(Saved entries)
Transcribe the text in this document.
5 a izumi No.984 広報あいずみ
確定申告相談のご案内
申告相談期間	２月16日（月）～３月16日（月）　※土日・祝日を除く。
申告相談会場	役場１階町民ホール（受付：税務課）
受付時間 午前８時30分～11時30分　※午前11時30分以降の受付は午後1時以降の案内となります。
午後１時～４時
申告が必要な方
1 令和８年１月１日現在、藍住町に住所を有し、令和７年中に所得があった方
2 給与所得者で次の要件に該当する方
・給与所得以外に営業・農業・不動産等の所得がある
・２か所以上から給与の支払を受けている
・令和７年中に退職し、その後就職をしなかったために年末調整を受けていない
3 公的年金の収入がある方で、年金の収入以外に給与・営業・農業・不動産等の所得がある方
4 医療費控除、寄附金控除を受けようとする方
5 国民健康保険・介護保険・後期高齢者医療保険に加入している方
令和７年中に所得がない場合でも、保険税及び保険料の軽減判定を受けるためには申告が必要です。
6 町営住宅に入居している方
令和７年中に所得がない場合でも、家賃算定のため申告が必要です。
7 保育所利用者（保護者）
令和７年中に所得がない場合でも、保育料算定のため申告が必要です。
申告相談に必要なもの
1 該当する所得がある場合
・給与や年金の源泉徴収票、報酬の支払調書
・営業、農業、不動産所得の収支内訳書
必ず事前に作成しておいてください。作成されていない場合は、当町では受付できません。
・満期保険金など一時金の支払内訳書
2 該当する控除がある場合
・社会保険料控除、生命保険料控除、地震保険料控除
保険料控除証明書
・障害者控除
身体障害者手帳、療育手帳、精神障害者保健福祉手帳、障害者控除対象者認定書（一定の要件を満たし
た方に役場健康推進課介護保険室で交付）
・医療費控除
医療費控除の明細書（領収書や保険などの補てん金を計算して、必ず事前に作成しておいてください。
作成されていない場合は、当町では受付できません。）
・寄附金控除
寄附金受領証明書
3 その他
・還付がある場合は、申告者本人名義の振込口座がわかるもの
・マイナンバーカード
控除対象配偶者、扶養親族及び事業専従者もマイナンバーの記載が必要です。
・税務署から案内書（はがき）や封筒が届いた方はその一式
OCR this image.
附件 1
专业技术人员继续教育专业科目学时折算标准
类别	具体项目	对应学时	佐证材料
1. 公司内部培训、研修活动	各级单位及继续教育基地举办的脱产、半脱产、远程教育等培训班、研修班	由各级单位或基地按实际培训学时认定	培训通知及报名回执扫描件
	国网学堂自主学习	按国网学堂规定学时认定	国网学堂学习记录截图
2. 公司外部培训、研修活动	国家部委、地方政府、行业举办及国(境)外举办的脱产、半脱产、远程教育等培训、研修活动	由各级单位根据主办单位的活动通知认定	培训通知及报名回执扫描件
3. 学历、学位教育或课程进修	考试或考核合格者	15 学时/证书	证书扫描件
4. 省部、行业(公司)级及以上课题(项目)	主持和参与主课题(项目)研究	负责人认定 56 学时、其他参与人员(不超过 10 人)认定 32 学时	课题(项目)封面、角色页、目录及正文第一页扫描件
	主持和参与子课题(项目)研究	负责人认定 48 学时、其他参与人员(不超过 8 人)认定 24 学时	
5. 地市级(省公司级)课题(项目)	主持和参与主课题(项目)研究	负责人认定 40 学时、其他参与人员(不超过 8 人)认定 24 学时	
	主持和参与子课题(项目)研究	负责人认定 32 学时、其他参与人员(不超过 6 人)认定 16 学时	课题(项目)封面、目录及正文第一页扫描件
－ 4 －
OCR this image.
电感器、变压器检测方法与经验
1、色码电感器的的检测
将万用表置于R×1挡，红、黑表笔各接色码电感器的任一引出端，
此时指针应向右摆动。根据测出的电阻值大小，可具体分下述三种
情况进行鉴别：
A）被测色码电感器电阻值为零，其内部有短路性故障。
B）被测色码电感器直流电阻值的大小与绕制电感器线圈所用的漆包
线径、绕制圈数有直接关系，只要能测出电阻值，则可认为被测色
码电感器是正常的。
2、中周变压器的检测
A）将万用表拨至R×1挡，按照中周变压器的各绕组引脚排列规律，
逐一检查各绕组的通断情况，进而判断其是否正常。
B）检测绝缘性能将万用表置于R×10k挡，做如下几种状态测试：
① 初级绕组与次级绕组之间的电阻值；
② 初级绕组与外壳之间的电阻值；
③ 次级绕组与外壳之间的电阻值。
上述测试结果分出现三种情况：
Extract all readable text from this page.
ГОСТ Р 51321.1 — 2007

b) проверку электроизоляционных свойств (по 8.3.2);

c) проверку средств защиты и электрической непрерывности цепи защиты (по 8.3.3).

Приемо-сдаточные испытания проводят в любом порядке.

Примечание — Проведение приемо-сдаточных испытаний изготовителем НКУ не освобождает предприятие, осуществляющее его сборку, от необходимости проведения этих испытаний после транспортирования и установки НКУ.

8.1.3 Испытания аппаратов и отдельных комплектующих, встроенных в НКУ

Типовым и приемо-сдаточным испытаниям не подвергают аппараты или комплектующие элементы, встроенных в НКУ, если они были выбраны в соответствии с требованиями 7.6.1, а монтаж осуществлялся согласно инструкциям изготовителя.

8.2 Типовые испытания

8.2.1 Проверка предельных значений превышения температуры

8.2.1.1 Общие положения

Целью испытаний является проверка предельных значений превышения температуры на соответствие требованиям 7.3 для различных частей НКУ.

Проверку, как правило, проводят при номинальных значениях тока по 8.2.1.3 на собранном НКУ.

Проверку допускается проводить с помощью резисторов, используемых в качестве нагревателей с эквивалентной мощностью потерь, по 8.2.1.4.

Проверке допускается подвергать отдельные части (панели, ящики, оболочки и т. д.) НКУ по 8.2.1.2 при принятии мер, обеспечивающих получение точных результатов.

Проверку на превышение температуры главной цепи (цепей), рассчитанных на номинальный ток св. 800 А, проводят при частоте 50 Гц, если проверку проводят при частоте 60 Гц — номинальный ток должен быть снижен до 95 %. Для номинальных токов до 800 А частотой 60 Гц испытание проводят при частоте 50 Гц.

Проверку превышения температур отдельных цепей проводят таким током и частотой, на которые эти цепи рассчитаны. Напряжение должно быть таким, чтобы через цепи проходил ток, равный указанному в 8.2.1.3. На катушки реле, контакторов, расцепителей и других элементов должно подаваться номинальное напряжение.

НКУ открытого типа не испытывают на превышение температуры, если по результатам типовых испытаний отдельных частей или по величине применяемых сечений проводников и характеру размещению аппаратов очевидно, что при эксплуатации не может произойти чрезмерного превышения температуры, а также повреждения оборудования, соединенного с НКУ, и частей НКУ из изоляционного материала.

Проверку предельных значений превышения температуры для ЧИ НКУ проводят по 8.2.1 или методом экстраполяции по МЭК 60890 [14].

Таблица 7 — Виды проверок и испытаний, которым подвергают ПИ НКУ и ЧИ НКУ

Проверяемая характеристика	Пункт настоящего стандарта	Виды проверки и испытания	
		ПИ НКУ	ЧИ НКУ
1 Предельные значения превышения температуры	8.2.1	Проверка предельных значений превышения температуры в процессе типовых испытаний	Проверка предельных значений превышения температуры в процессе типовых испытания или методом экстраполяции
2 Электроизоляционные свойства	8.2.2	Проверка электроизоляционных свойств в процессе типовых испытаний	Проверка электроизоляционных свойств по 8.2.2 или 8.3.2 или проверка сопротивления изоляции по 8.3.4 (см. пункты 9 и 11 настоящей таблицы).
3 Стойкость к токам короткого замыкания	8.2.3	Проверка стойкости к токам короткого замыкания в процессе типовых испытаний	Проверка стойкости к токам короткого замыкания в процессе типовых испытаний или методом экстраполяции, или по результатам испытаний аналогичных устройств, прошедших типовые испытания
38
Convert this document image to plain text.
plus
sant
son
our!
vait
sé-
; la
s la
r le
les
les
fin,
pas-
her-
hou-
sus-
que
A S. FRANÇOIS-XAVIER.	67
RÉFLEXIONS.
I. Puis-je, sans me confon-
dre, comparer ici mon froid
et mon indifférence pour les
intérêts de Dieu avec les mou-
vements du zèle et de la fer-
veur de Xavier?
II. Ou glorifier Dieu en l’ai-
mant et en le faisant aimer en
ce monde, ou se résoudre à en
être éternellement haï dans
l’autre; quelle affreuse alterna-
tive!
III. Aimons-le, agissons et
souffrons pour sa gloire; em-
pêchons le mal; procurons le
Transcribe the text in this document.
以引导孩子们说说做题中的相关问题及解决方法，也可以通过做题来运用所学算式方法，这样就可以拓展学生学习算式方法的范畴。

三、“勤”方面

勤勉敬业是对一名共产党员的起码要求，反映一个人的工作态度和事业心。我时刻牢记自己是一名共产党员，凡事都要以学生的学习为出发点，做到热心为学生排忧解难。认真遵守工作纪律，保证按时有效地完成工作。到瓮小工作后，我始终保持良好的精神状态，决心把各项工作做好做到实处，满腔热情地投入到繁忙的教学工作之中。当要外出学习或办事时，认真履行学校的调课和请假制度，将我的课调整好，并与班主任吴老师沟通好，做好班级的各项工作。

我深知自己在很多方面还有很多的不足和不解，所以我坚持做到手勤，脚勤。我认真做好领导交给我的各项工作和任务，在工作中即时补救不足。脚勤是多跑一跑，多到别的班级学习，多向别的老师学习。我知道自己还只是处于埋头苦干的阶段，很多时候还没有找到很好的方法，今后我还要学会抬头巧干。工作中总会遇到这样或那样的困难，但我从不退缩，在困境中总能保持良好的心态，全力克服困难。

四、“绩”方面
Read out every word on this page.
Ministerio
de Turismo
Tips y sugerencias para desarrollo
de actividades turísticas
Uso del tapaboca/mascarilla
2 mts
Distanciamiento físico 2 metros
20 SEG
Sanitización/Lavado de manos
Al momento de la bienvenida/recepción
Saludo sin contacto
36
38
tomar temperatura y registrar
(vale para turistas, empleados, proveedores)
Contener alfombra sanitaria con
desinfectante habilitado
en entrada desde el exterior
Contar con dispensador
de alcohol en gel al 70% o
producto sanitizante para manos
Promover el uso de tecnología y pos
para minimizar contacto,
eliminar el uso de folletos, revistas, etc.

● TO DO
Extract all lines containing the word "负责人认定".

● TASK ANSWER
4. 省部、行业(公司)级及以上课题(项目)	主持和参与主课题(项目)研究	负责人认定 56 学时、其他参与人员(不超过 10 人)认定 32 学时	课题(项目)封面、角色页、目录及正文第一页扫描件
	主持和参与子课题(项目)研究	负责人认定 48 学时、其他参与人员(不超过 8 人)认定 24 学时	
5. 地市级(省公司级)课题(项目)	主持和参与主课题(项目)研究	负责人认定 40 学时、其他参与人员(不超过 8 人)认定 24 学时	
	主持和参与子课题(项目)研究	负责人认定 32 学时、其他参与人员(不超过 6 人)认定 16 学时	课题(项目)封面、目录及正文第一页扫描件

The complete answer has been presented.